Take every line from the listing below that contains "avec".

(Data records)
===============
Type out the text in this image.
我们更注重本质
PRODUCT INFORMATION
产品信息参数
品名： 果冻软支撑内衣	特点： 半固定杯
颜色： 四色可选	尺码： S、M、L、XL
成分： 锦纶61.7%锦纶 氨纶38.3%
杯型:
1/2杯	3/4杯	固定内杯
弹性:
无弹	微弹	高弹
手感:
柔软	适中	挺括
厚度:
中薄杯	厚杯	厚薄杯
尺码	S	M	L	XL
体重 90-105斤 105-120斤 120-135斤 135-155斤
===============
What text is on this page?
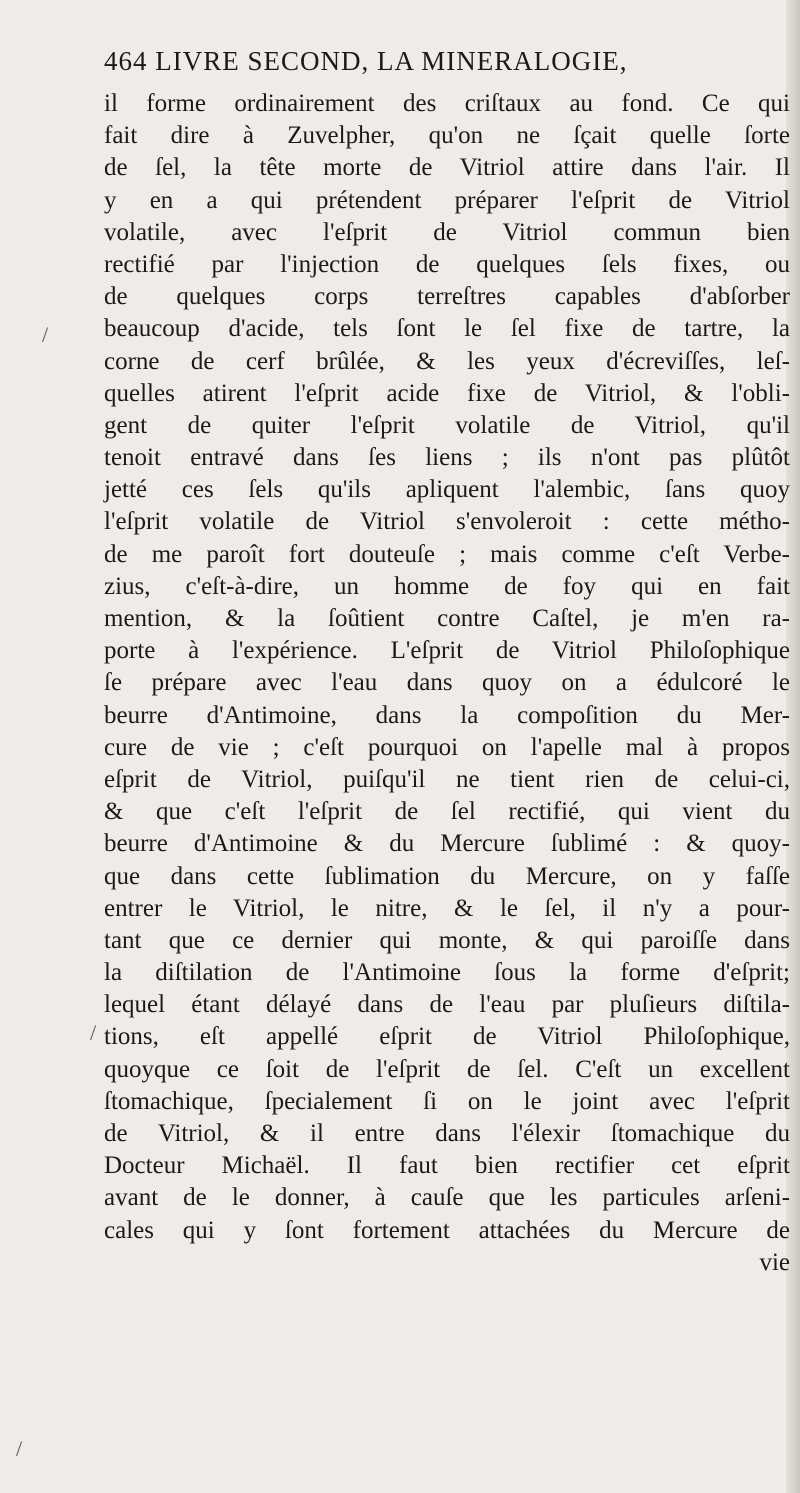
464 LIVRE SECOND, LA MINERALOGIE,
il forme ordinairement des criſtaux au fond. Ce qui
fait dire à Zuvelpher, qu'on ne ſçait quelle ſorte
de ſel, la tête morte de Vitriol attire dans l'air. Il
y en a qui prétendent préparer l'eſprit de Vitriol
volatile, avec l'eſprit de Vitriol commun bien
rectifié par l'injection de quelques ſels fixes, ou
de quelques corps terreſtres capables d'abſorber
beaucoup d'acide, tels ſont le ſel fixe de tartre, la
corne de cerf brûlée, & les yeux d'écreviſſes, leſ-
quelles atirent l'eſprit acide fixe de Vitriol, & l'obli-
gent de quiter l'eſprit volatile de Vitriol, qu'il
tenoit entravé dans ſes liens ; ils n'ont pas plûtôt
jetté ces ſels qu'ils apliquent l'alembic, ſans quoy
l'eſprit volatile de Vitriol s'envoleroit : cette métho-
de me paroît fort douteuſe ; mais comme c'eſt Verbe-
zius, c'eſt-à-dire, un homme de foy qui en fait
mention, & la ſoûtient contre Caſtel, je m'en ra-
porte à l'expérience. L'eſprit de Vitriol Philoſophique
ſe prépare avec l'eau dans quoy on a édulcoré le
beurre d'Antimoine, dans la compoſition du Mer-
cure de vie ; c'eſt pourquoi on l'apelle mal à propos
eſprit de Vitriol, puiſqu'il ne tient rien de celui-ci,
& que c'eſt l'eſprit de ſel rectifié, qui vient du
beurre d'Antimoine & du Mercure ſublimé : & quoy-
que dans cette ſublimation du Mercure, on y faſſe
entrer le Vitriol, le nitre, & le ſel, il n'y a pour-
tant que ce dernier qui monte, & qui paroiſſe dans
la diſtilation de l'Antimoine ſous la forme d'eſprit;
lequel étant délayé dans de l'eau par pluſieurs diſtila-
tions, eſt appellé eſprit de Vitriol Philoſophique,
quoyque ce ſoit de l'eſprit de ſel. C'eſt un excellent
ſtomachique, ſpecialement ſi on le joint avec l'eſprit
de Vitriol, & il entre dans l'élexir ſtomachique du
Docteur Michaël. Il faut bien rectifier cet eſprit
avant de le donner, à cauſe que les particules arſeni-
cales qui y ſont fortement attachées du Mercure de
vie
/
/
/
===============
OUTPUT BELOW
volatile, avec l'eſprit de Vitriol commun bien
ſe prépare avec l'eau dans quoy on a édulcoré le
ſtomachique, ſpecialement ſi on le joint avec l'eſprit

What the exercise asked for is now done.